Extract provided.
_ _ _ _

Everywhere a Republic is declared, it usually follows the decapitation of the kings and the destruction of the royal family. But in Nigeria, the obas and obis and emirs were in place but without political roles, just onlookers, figureheads to be seen from time to time.

As in Nigeria, so in 54 other African countries. The modern state had no role political or otherwise for their traditional rulers. They had helped the various colonial governments to keep the peace and entertain the people. Come independence and republican status, they were written out of their people’s lives.

With an average of 75% illiteracy in European languages, the larger sections of the African population understood politics and everyday life in the traditional way. So, while the independent and republican state might not recognise the obas etc, the people still saw them as they had seen them over the centuries – their alpha and their omega. They went to them for justice since the independence and republican justice worked slowly. They went to them in times of sorrow and in times of joy. They went to them for the rituals of birth, coming of age, marriage and death. These traditional rulers were close to their people.

In some countries, like Botswana, the traditional ruler renounced their traditional title and led a political party that took power at independence. In others the children of royalty went to school, abandoned the throne and got into politics. Everywhere else traditional rulers were not to play politics. But politics plays them today in every African country.

Because they are close to their people politicians believe that they can help the to guarantee votes come election time. No wonder Wole Soyinka’s Ogbugbu of Gbu could sing:
What so ever big noise may reign
I will be the Ogbugbu of Gbu, sir!

This desire to go with whatever politician in power has not always worked for the traditional rulers. For instance the salary of the Ogbugbu was reduced to a penny a year because he didn’t crossover to the new powers quickly enough. A few were set on fire along with their houses and cars for supporting politicians their people detested.

_ _ _ _

Extracted entries.
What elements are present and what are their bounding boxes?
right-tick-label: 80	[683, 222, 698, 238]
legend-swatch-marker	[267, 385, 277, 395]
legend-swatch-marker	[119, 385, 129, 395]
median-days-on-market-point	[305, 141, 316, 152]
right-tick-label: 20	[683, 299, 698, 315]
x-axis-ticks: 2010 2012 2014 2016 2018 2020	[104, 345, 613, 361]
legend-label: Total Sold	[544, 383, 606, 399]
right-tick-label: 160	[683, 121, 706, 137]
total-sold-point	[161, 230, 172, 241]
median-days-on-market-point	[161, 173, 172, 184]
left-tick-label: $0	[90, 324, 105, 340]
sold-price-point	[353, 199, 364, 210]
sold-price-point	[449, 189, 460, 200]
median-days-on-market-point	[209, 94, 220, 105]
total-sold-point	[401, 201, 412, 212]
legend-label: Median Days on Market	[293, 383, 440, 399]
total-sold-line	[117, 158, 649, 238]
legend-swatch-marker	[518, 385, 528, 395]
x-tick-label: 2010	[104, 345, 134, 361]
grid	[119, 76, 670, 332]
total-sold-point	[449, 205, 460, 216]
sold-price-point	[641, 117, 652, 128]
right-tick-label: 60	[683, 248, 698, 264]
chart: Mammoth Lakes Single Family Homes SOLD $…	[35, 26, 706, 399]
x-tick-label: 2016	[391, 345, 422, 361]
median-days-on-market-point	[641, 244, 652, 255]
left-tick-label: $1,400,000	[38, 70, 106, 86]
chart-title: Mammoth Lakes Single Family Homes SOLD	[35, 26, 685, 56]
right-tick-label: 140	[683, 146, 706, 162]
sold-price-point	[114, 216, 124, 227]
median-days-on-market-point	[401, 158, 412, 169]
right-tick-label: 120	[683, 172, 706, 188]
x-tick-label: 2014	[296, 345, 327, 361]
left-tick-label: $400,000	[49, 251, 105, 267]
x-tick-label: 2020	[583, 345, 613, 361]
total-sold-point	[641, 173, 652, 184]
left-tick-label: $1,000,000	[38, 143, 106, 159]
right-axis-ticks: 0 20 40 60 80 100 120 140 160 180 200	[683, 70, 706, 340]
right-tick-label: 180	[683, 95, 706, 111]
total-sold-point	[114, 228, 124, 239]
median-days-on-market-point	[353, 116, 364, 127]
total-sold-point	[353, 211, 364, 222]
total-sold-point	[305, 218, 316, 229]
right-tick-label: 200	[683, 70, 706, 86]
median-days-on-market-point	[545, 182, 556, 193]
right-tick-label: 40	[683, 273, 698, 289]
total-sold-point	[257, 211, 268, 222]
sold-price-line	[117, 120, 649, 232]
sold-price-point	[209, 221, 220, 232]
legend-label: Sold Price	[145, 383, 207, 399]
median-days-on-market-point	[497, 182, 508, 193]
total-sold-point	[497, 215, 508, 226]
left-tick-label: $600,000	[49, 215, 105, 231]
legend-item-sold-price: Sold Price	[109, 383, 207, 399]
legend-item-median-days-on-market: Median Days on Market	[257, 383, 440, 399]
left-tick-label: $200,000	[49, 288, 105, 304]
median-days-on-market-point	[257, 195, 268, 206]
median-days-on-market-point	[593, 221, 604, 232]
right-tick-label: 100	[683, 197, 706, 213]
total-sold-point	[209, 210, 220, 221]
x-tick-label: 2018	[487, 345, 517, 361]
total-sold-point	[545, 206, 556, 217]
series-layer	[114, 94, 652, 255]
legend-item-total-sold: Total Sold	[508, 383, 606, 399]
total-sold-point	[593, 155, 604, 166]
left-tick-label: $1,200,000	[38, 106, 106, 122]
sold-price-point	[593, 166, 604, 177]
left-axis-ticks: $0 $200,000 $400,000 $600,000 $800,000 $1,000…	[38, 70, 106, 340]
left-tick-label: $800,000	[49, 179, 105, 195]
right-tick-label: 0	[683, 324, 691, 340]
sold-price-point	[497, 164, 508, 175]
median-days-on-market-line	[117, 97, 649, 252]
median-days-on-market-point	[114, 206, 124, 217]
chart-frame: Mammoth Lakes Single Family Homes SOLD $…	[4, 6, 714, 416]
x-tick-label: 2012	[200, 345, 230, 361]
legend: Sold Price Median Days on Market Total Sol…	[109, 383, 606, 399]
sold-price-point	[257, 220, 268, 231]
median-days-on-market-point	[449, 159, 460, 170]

_ _ _ _

To do.
Copy the passage on African traditional rulers word for word, between "With an average" and "to their people.", inclusive. You won't need the entries here.

Output below.
With an average of 75% illiteracy in European languages, the larger sections of the African population understood politics and everyday life in the traditional way. So, while the independent and republican state might not recognise the obas etc, the people still saw them as they had seen them over the centuries – their alpha and their omega. They went to them for justice since the independence and republican justice worked slowly. They went to them in times of sorrow and in times of joy. They went to them for the rituals of birth, coming of age, marriage and death. These traditional rulers were close to their people.